Return each line of the data below verbatim; pictures are to be left out.

—————

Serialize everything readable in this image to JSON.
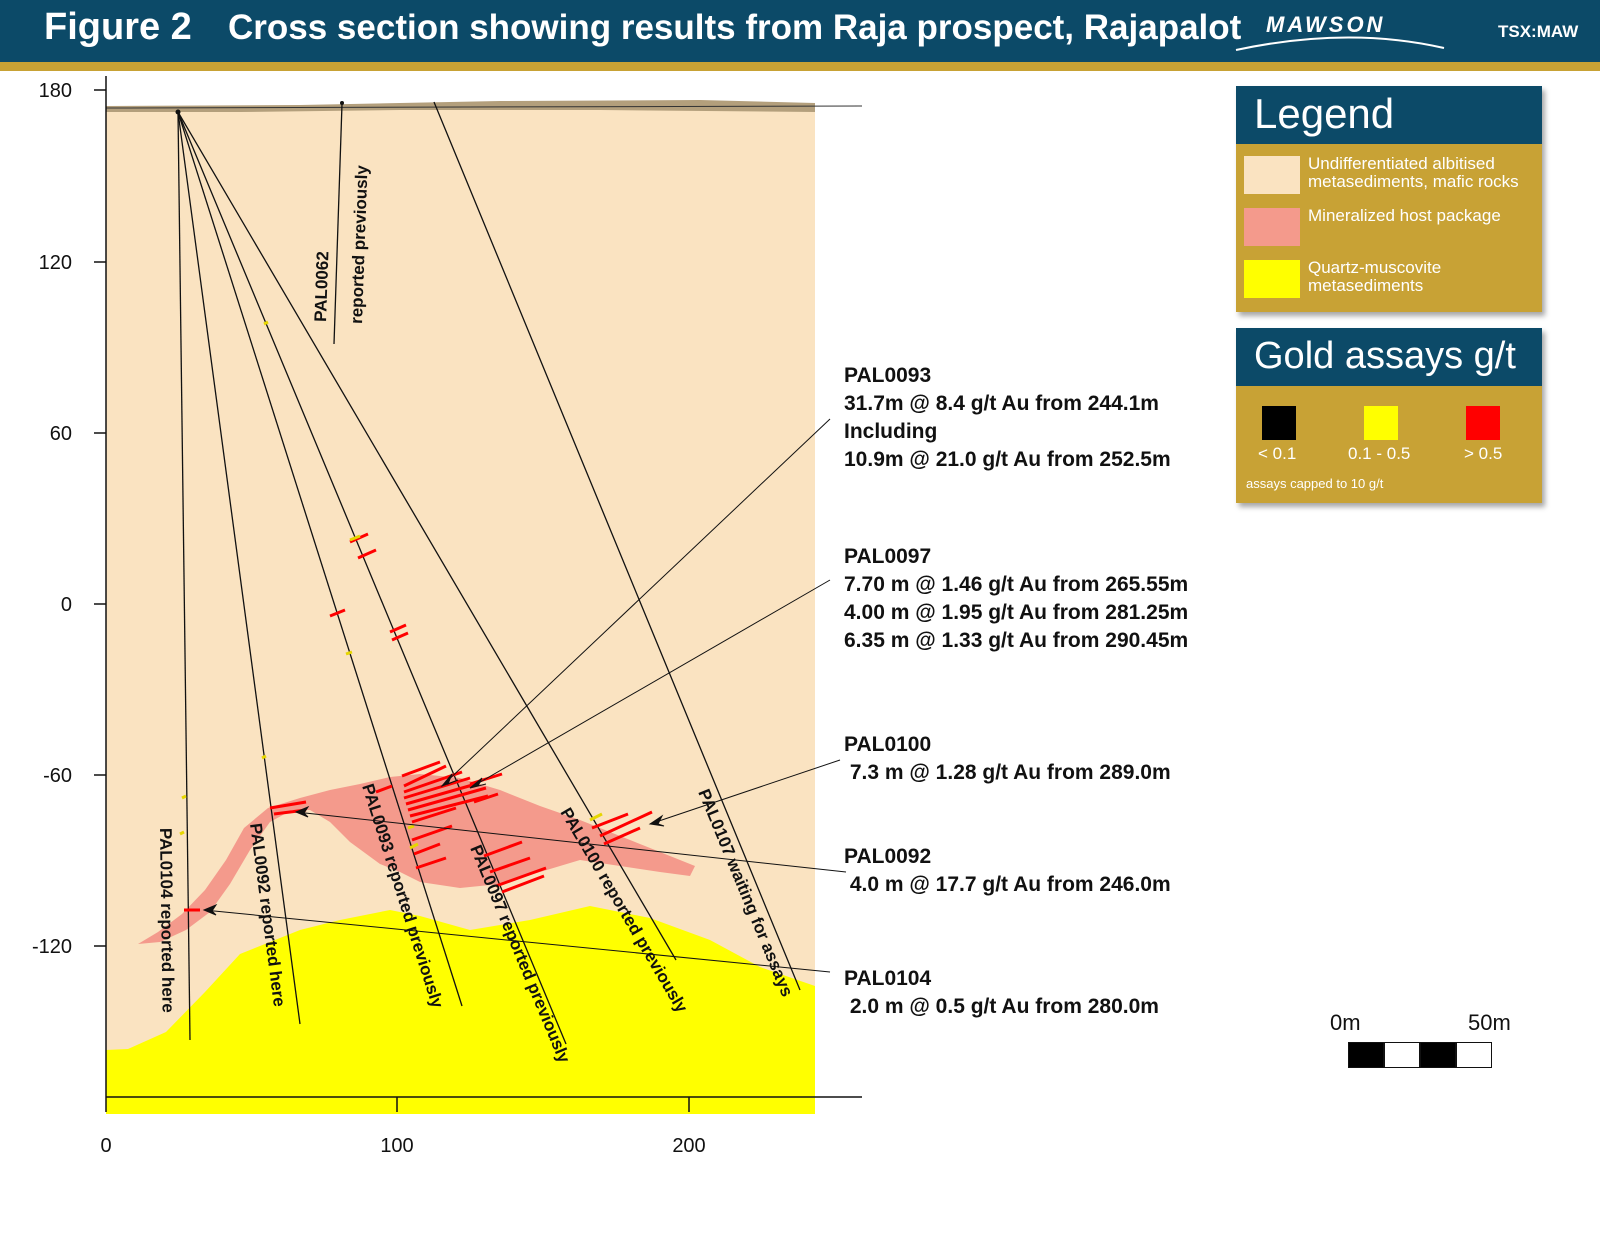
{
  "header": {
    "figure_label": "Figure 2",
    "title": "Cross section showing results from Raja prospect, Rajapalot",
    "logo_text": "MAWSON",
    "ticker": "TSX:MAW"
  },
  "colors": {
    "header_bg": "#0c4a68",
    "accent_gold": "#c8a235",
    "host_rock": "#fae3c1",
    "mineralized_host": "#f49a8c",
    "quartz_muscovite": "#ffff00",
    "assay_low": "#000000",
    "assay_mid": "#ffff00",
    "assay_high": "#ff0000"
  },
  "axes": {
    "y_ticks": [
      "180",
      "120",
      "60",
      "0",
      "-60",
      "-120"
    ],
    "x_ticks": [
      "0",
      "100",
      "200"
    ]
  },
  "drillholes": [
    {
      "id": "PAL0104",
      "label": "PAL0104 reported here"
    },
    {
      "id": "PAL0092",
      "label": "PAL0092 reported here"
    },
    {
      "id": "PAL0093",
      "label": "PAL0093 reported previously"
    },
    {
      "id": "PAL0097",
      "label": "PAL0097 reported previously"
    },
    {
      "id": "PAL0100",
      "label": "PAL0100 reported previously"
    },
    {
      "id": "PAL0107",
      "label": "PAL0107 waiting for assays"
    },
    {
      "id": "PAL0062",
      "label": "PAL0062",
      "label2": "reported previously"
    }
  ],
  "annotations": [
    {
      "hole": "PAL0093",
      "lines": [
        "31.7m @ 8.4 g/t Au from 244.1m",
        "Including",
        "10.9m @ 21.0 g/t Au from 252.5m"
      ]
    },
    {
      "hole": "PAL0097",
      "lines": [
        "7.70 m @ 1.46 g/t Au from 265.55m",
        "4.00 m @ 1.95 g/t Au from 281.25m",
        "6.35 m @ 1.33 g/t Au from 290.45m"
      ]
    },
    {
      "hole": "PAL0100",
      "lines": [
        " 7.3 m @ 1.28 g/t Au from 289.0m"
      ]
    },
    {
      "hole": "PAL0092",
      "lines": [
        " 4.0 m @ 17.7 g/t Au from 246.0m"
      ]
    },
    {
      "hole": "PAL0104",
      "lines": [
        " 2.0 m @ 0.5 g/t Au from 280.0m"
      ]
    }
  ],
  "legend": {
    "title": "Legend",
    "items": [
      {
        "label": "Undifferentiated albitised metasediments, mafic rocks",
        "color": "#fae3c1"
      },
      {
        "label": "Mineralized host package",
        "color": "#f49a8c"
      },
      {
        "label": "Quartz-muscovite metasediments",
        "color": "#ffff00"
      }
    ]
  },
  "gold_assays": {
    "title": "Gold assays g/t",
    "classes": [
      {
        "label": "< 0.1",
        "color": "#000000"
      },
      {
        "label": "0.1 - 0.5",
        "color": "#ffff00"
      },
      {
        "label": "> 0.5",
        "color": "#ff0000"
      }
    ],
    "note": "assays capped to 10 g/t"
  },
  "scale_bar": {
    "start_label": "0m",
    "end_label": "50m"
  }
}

—————

> **Task response**
Serialize everything readable in this image to JSON.
{
  "header": {
    "figure_label": "Figure 2",
    "title": "Cross section showing results from Raja prospect, Rajapalot",
    "logo_text": "MAWSON",
    "ticker": "TSX:MAW"
  },
  "colors": {
    "header_bg": "#0c4a68",
    "accent_gold": "#c8a235",
    "host_rock": "#fae3c1",
    "mineralized_host": "#f49a8c",
    "quartz_muscovite": "#ffff00",
    "assay_low": "#000000",
    "assay_mid": "#ffff00",
    "assay_high": "#ff0000"
  },
  "axes": {
    "y_ticks": [
      "180",
      "120",
      "60",
      "0",
      "-60",
      "-120"
    ],
    "x_ticks": [
      "0",
      "100",
      "200"
    ]
  },
  "drillholes": [
    {
      "id": "PAL0104",
      "label": "PAL0104 reported here"
    },
    {
      "id": "PAL0092",
      "label": "PAL0092 reported here"
    },
    {
      "id": "PAL0093",
      "label": "PAL0093 reported previously"
    },
    {
      "id": "PAL0097",
      "label": "PAL0097 reported previously"
    },
    {
      "id": "PAL0100",
      "label": "PAL0100 reported previously"
    },
    {
      "id": "PAL0107",
      "label": "PAL0107 waiting for assays"
    },
    {
      "id": "PAL0062",
      "label": "PAL0062",
      "label2": "reported previously"
    }
  ],
  "annotations": [
    {
      "hole": "PAL0093",
      "lines": [
        "31.7m @ 8.4 g/t Au from 244.1m",
        "Including",
        "10.9m @ 21.0 g/t Au from 252.5m"
      ]
    },
    {
      "hole": "PAL0097",
      "lines": [
        "7.70 m @ 1.46 g/t Au from 265.55m",
        "4.00 m @ 1.95 g/t Au from 281.25m",
        "6.35 m @ 1.33 g/t Au from 290.45m"
      ]
    },
    {
      "hole": "PAL0100",
      "lines": [
        " 7.3 m @ 1.28 g/t Au from 289.0m"
      ]
    },
    {
      "hole": "PAL0092",
      "lines": [
        " 4.0 m @ 17.7 g/t Au from 246.0m"
      ]
    },
    {
      "hole": "PAL0104",
      "lines": [
        " 2.0 m @ 0.5 g/t Au from 280.0m"
      ]
    }
  ],
  "legend": {
    "title": "Legend",
    "items": [
      {
        "label": "Undifferentiated albitised metasediments, mafic rocks",
        "color": "#fae3c1"
      },
      {
        "label": "Mineralized host package",
        "color": "#f49a8c"
      },
      {
        "label": "Quartz-muscovite metasediments",
        "color": "#ffff00"
      }
    ]
  },
  "gold_assays": {
    "title": "Gold assays g/t",
    "classes": [
      {
        "label": "< 0.1",
        "color": "#000000"
      },
      {
        "label": "0.1 - 0.5",
        "color": "#ffff00"
      },
      {
        "label": "> 0.5",
        "color": "#ff0000"
      }
    ],
    "note": "assays capped to 10 g/t"
  },
  "scale_bar": {
    "start_label": "0m",
    "end_label": "50m"
  }
}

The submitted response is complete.